▶ Exercise aim
Output the data word for word, dropping every image.

A block of data
[Begin]

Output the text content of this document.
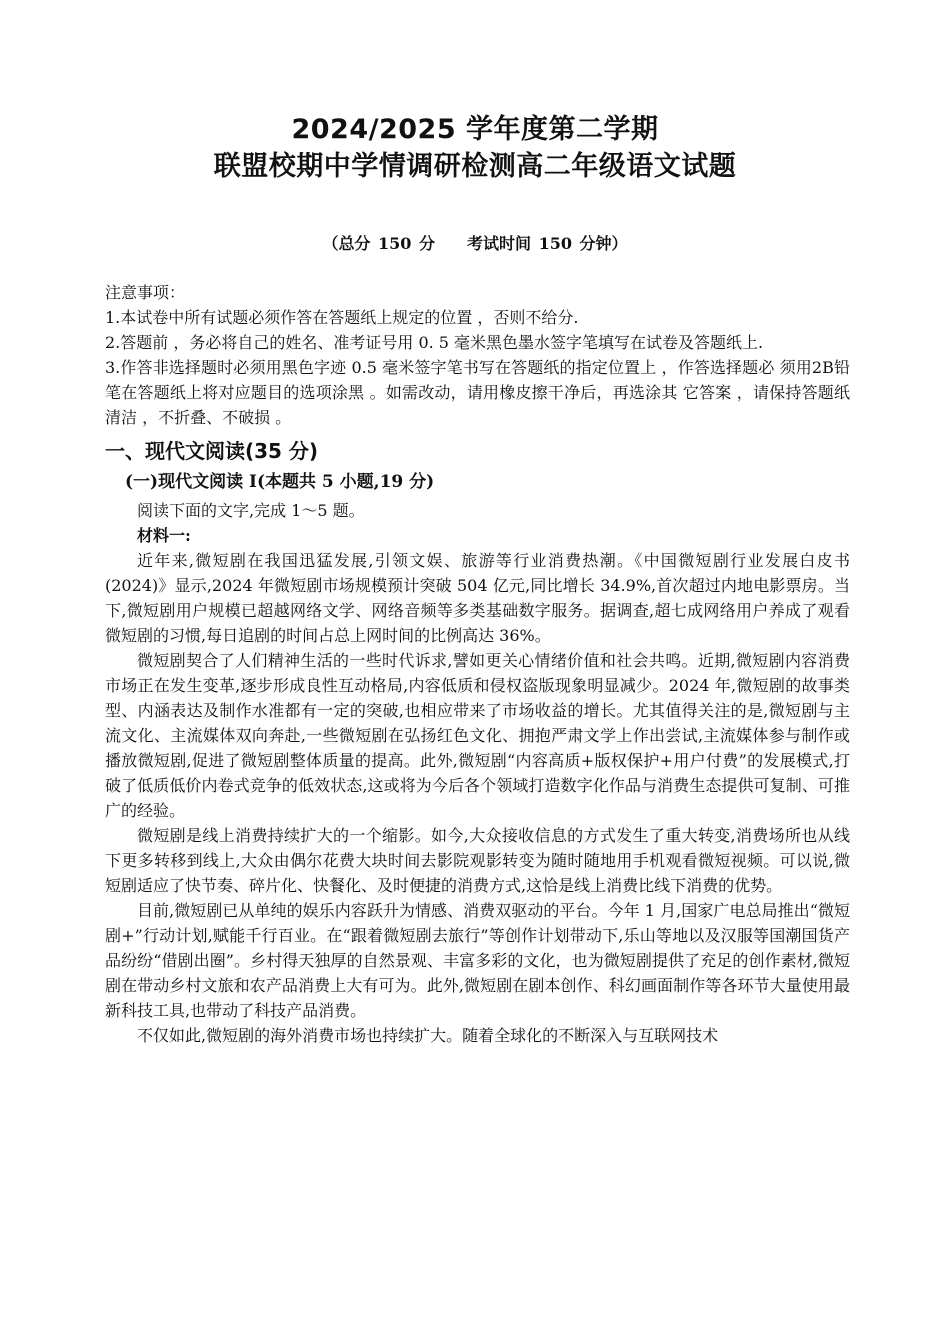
2024/2025 学年度第二学期
联盟校期中学情调研检测高二年级语文试题
（总分 150 分 考试时间 150 分钟）

注意事项：

1.本试卷中所有试题必须作答在答题纸上规定的位置 ，否则不给分.

2.答题前 ，务必将自己的姓名、准考证号用 0. 5 毫米黑色墨水签字笔填写在试卷及答题纸上.

3.作答非选择题时必须用黑色字迹 0.5 毫米签字笔书写在答题纸的指定位置上 ，作答选择题必 须用2B铅笔在答题纸上将对应题目的选项涂黑 。如需改动，请用橡皮擦干净后，再选涂其 它答案 ，请保持答题纸清洁 ，不折叠、不破损 。

一、现代文阅读(35 分)
(一)现代文阅读 I(本题共 5 小题,19 分)

阅读下面的文字,完成 1～5 题。

材料一:

近年来,微短剧在我国迅猛发展,引领文娱、旅游等行业消费热潮。《中国微短剧行业发展白皮书(2024)》显示,2024 年微短剧市场规模预计突破 504 亿元,同比增长 34.9%,首次超过内地电影票房。当下,微短剧用户规模已超越网络文学、网络音频等多类基础数字服务。据调查,超七成网络用户养成了观看微短剧的习惯,每日追剧的时间占总上网时间的比例高达 36%。

微短剧契合了人们精神生活的一些时代诉求,譬如更关心情绪价值和社会共鸣。近期,微短剧内容消费市场正在发生变革,逐步形成良性互动格局,内容低质和侵权盗版现象明显减少。2024 年,微短剧的故事类型、内涵表达及制作水准都有一定的突破,也相应带来了市场收益的增长。尤其值得关注的是,微短剧与主流文化、主流媒体双向奔赴,一些微短剧在弘扬红色文化、拥抱严肃文学上作出尝试,主流媒体参与制作或播放微短剧,促进了微短剧整体质量的提高。此外,微短剧“内容高质+版权保护+用户付费”的发展模式,打破了低质低价内卷式竞争的低效状态,这或将为今后各个领域打造数字化作品与消费生态提供可复制、可推广的经验。

微短剧是线上消费持续扩大的一个缩影。如今,大众接收信息的方式发生了重大转变,消费场所也从线下更多转移到线上,大众由偶尔花费大块时间去影院观影转变为随时随地用手机观看微短视频。可以说,微短剧适应了快节奏、碎片化、快餐化、及时便捷的消费方式,这恰是线上消费比线下消费的优势。

目前,微短剧已从单纯的娱乐内容跃升为情感、消费双驱动的平台。今年 1 月,国家广电总局推出“微短剧+”行动计划,赋能千行百业。在“跟着微短剧去旅行”等创作计划带动下,乐山等地以及汉服等国潮国货产品纷纷“借剧出圈”。乡村得天独厚的自然景观、丰富多彩的文化，也为微短剧提供了充足的创作素材,微短剧在带动乡村文旅和农产品消费上大有可为。此外,微短剧在剧本创作、科幻画面制作等各环节大量使用最新科技工具,也带动了科技产品消费。

不仅如此,微短剧的海外消费市场也持续扩大。随着全球化的不断深入与互联网技术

[End]

▶ Solved exercise
Output the text content of this document.
2024/2025 学年度第二学期
联盟校期中学情调研检测高二年级语文试题
（总分 150 分 考试时间 150 分钟）

注意事项：

1.本试卷中所有试题必须作答在答题纸上规定的位置 ，否则不给分.

2.答题前 ，务必将自己的姓名、准考证号用 0. 5 毫米黑色墨水签字笔填写在试卷及答题纸上.

3.作答非选择题时必须用黑色字迹 0.5 毫米签字笔书写在答题纸的指定位置上 ，作答选择题必 须用2B铅笔在答题纸上将对应题目的选项涂黑 。如需改动，请用橡皮擦干净后，再选涂其 它答案 ，请保持答题纸清洁 ，不折叠、不破损 。

一、现代文阅读(35 分)
(一)现代文阅读 I(本题共 5 小题,19 分)

阅读下面的文字,完成 1～5 题。

材料一:

近年来,微短剧在我国迅猛发展,引领文娱、旅游等行业消费热潮。《中国微短剧行业发展白皮书(2024)》显示,2024 年微短剧市场规模预计突破 504 亿元,同比增长 34.9%,首次超过内地电影票房。当下,微短剧用户规模已超越网络文学、网络音频等多类基础数字服务。据调查,超七成网络用户养成了观看微短剧的习惯,每日追剧的时间占总上网时间的比例高达 36%。

微短剧契合了人们精神生活的一些时代诉求,譬如更关心情绪价值和社会共鸣。近期,微短剧内容消费市场正在发生变革,逐步形成良性互动格局,内容低质和侵权盗版现象明显减少。2024 年,微短剧的故事类型、内涵表达及制作水准都有一定的突破,也相应带来了市场收益的增长。尤其值得关注的是,微短剧与主流文化、主流媒体双向奔赴,一些微短剧在弘扬红色文化、拥抱严肃文学上作出尝试,主流媒体参与制作或播放微短剧,促进了微短剧整体质量的提高。此外,微短剧“内容高质+版权保护+用户付费”的发展模式,打破了低质低价内卷式竞争的低效状态,这或将为今后各个领域打造数字化作品与消费生态提供可复制、可推广的经验。

微短剧是线上消费持续扩大的一个缩影。如今,大众接收信息的方式发生了重大转变,消费场所也从线下更多转移到线上,大众由偶尔花费大块时间去影院观影转变为随时随地用手机观看微短视频。可以说,微短剧适应了快节奏、碎片化、快餐化、及时便捷的消费方式,这恰是线上消费比线下消费的优势。

目前,微短剧已从单纯的娱乐内容跃升为情感、消费双驱动的平台。今年 1 月,国家广电总局推出“微短剧+”行动计划,赋能千行百业。在“跟着微短剧去旅行”等创作计划带动下,乐山等地以及汉服等国潮国货产品纷纷“借剧出圈”。乡村得天独厚的自然景观、丰富多彩的文化，也为微短剧提供了充足的创作素材,微短剧在带动乡村文旅和农产品消费上大有可为。此外,微短剧在剧本创作、科幻画面制作等各环节大量使用最新科技工具,也带动了科技产品消费。

不仅如此,微短剧的海外消费市场也持续扩大。随着全球化的不断深入与互联网技术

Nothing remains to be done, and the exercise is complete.